---------- Given data ----------
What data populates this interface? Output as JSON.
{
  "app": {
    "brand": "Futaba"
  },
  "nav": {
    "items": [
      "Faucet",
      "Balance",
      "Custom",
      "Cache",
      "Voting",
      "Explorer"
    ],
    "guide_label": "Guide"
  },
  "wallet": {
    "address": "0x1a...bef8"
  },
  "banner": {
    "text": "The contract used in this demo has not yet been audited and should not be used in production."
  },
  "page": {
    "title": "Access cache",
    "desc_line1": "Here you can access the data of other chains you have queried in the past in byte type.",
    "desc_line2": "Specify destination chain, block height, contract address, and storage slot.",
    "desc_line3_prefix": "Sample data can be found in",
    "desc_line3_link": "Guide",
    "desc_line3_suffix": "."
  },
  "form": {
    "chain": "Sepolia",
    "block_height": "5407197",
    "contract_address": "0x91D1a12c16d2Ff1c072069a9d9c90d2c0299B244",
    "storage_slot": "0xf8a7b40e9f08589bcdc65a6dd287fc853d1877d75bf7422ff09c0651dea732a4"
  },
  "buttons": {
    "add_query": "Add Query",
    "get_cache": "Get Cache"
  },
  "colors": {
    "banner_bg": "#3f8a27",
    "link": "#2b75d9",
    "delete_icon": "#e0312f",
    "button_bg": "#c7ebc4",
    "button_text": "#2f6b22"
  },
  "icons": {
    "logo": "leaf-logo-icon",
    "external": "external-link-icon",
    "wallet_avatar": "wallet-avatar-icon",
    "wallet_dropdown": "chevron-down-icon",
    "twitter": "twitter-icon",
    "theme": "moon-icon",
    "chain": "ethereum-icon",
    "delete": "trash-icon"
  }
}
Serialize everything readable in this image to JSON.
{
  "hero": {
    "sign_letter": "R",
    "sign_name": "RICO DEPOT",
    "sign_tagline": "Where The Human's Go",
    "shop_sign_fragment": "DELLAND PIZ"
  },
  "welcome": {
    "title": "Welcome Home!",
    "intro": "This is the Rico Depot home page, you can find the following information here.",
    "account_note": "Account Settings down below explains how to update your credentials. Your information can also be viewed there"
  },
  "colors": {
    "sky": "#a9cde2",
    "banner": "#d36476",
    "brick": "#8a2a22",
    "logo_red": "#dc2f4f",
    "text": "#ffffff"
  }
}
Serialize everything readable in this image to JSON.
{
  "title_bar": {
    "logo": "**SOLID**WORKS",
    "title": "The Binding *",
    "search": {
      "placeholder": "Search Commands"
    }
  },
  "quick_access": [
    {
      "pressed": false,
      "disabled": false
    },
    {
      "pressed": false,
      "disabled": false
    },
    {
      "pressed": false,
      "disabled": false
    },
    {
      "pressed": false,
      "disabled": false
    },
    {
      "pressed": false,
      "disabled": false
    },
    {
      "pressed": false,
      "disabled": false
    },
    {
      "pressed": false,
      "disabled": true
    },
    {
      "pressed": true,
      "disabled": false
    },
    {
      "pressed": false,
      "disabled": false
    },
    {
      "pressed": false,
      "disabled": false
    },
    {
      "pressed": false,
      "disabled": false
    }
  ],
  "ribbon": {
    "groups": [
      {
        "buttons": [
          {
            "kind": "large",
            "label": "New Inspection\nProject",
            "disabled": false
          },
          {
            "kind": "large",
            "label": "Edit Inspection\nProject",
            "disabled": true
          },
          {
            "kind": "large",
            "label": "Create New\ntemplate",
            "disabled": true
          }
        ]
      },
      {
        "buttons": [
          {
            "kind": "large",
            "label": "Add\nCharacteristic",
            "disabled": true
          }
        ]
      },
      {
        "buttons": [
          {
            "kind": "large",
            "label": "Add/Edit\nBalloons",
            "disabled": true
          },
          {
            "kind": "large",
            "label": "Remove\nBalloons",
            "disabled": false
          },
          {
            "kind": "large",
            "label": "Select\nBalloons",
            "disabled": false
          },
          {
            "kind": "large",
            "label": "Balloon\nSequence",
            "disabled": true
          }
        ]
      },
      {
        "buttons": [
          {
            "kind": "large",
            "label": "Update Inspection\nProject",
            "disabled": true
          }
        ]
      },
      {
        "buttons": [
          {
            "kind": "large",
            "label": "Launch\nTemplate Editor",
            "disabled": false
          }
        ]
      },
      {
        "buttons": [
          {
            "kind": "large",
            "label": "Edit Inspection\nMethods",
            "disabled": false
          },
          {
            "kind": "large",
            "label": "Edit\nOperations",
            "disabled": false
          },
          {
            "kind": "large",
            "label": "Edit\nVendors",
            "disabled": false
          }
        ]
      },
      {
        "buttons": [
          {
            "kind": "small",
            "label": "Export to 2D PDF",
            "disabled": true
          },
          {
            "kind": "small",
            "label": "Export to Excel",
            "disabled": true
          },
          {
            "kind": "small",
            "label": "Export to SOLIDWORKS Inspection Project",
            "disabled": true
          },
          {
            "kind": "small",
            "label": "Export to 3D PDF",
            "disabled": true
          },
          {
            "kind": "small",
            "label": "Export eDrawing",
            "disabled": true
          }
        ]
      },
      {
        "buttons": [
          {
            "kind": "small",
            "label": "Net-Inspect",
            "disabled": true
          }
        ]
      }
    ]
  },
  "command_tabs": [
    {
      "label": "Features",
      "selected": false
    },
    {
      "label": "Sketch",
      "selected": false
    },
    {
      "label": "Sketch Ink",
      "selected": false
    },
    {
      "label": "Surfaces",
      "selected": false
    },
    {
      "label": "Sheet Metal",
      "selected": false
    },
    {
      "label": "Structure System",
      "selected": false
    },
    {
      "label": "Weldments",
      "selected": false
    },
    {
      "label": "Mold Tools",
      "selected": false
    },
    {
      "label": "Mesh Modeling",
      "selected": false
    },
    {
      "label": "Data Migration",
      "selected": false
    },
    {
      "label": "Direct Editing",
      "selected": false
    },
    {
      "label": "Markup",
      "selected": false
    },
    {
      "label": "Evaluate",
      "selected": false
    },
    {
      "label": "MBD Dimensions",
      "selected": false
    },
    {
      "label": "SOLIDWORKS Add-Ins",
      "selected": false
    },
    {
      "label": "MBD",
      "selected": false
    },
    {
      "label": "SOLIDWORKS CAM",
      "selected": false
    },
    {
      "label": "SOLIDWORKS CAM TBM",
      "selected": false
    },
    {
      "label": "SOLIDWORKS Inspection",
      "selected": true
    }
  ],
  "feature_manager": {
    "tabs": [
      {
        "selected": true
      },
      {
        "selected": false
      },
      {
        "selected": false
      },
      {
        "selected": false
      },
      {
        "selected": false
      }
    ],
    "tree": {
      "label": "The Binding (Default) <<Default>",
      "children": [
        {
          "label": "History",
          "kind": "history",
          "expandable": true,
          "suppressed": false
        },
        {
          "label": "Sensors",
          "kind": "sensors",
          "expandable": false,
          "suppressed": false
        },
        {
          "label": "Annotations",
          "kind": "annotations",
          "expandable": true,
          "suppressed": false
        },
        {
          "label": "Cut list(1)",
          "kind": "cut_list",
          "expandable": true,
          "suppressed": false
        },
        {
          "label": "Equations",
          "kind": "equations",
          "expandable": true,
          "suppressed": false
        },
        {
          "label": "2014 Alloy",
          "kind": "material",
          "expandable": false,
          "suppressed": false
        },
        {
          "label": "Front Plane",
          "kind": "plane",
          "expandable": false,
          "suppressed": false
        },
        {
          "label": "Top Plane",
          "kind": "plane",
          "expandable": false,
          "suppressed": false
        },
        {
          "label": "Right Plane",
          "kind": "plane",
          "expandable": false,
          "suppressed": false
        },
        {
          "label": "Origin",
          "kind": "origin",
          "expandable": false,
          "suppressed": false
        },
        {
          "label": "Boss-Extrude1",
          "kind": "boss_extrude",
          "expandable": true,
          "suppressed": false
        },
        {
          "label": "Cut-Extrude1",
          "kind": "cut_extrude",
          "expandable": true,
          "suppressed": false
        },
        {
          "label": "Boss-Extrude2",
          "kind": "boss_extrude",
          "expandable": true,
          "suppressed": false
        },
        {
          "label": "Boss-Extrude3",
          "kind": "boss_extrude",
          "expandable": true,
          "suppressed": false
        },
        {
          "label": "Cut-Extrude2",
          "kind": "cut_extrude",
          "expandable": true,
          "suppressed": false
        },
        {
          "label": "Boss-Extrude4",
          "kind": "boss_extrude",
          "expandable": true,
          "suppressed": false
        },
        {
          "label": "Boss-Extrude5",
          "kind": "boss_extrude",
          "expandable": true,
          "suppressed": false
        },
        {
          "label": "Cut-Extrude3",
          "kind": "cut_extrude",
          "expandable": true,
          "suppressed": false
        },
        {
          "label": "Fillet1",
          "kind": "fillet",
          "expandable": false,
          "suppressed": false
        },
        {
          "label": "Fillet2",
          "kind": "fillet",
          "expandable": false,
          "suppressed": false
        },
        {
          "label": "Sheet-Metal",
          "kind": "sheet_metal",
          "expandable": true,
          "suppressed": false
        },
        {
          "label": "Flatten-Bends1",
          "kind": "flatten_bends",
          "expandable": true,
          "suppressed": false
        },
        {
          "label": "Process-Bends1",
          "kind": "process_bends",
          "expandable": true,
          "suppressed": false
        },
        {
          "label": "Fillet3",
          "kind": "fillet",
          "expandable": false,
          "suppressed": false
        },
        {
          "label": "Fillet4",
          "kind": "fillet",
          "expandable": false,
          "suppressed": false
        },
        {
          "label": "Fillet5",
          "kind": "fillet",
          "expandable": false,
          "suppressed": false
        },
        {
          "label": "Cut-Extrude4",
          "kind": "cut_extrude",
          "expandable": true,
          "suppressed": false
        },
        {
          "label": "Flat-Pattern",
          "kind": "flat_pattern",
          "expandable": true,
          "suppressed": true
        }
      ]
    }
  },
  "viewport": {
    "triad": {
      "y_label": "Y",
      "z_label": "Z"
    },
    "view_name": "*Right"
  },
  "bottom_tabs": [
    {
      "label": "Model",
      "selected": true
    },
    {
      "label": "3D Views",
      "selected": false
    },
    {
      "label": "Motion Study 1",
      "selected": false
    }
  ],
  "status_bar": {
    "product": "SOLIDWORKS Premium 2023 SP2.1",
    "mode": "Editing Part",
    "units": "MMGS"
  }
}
----------
Copy out all lines from the material above that contain the string "Binding".

→ Result below
    "title": "The Binding *",
      "label": "The Binding (Default) <<Default>",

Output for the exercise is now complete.